### Problem requirements
From the records below, give the number of lines that contain the string "supported", without any other text.

### Listing
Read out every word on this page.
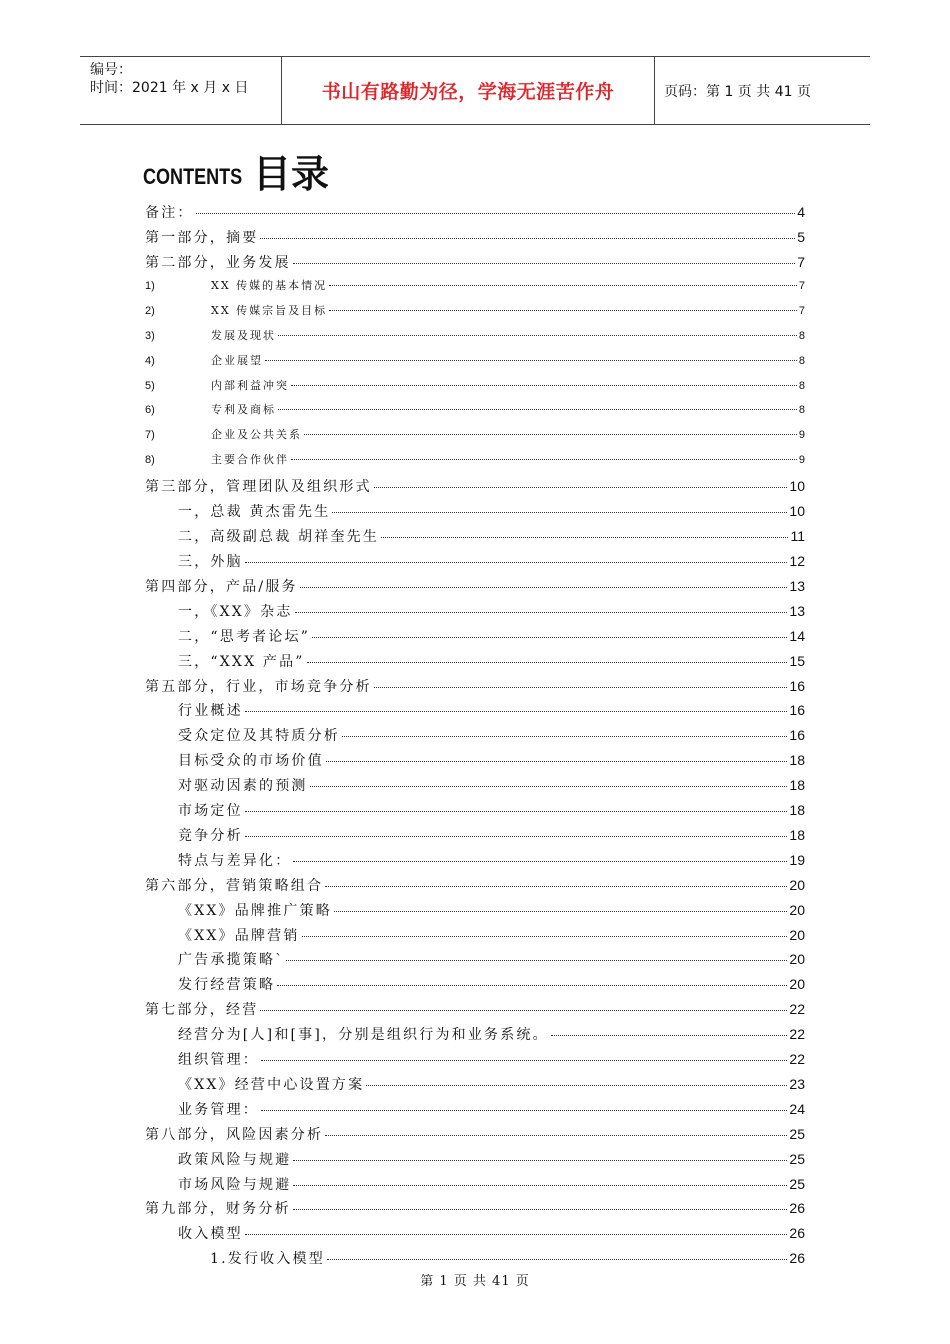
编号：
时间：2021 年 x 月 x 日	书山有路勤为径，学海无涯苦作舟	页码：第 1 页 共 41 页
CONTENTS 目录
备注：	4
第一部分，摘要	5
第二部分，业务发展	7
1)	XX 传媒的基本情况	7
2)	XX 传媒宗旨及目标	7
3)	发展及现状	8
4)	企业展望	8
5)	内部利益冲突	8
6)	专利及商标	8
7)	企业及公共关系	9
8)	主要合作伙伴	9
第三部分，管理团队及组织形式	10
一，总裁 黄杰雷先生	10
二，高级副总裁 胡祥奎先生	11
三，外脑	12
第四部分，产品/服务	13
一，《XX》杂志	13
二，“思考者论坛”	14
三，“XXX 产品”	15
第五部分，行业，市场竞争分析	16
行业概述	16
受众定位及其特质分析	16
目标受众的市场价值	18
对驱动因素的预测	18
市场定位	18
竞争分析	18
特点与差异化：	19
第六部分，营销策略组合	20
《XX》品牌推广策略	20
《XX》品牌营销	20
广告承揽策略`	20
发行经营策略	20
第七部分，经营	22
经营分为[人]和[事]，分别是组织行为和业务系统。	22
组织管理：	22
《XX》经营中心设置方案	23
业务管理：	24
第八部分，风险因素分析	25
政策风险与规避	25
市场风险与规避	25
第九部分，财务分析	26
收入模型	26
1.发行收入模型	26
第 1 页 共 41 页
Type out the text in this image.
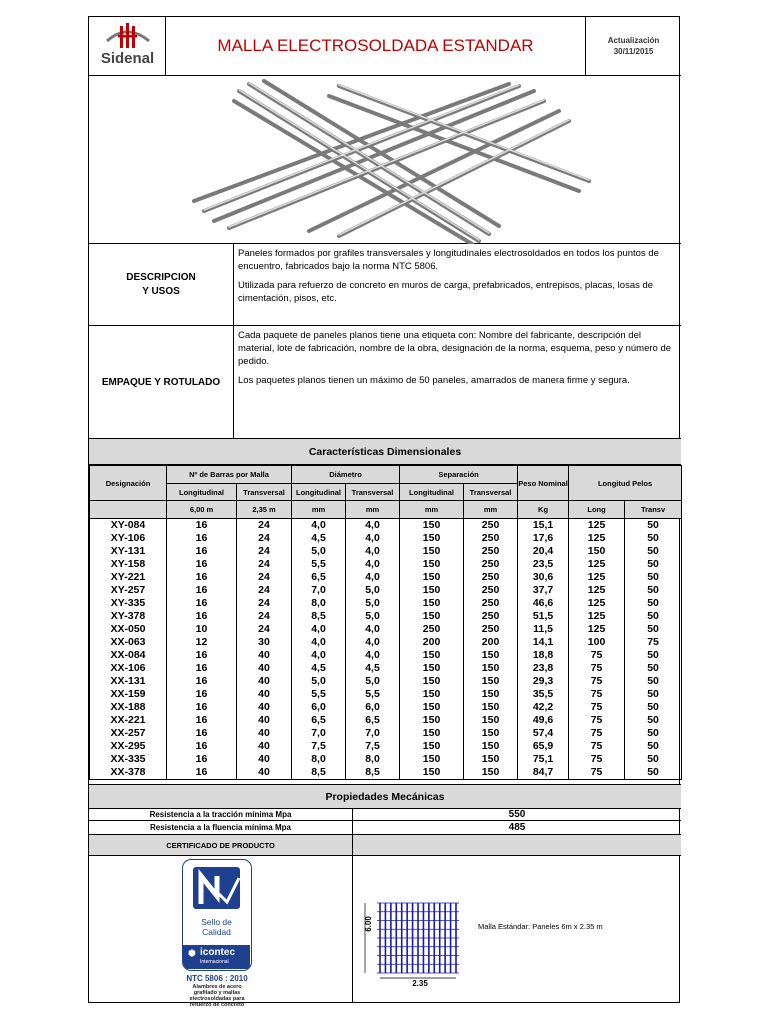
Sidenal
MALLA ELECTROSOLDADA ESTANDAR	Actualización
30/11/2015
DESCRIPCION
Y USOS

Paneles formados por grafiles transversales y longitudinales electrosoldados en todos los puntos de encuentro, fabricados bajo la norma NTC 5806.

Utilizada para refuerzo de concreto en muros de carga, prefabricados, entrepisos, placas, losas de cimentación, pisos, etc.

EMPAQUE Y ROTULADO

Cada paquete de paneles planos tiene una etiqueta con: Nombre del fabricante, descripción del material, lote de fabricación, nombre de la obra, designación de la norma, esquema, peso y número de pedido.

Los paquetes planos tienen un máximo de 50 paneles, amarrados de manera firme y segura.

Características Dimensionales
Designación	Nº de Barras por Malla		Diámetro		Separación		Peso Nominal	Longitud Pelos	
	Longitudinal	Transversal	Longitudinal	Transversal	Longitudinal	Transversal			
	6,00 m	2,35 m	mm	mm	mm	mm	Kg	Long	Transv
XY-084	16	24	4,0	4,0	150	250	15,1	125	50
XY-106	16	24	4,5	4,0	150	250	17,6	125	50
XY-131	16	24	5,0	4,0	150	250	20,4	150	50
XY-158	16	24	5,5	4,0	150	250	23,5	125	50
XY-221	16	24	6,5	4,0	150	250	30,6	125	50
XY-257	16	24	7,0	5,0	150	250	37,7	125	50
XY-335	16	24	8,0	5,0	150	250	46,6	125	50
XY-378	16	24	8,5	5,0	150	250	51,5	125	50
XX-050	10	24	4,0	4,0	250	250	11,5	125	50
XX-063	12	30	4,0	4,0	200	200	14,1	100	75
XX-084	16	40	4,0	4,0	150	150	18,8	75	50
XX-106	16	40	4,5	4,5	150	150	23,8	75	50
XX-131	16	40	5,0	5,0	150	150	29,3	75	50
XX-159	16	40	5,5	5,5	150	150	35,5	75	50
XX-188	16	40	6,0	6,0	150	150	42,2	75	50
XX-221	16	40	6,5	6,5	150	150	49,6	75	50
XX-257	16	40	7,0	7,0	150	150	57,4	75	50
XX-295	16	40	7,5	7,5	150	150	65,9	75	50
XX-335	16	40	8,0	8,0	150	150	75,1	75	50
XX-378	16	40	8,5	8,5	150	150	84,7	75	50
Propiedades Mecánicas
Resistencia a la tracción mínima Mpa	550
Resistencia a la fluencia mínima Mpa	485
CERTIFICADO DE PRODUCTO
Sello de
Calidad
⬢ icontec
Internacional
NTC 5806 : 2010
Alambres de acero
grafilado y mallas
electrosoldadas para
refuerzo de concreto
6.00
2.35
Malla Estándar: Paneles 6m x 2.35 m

* * *

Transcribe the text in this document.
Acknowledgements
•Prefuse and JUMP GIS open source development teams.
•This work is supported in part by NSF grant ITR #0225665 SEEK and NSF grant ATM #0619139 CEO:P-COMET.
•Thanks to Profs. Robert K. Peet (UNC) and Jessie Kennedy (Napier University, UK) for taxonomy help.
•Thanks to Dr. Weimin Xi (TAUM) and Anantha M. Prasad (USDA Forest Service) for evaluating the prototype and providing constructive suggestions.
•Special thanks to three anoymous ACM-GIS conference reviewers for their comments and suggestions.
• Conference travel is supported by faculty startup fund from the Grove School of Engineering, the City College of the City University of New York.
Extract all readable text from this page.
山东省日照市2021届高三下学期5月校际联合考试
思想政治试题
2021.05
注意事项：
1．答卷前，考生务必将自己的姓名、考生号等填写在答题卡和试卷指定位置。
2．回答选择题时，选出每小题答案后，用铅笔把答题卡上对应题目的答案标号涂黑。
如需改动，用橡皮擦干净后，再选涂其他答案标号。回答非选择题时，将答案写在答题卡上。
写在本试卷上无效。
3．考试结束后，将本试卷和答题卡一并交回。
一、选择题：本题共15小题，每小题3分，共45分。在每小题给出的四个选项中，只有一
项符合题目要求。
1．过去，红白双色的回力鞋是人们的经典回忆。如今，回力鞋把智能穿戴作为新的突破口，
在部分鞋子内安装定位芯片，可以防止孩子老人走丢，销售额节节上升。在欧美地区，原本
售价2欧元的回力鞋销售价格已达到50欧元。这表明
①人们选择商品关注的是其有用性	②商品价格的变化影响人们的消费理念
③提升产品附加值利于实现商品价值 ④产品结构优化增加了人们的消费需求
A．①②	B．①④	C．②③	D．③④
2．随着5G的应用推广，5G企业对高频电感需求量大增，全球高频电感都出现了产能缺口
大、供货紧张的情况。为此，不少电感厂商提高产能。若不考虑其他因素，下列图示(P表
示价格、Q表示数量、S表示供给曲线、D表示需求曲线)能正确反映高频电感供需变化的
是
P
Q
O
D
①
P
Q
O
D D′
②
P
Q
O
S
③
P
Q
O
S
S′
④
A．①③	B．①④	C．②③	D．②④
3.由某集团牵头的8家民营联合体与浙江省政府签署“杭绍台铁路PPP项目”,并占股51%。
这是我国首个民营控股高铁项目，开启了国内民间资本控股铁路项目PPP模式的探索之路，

### Expected answer
2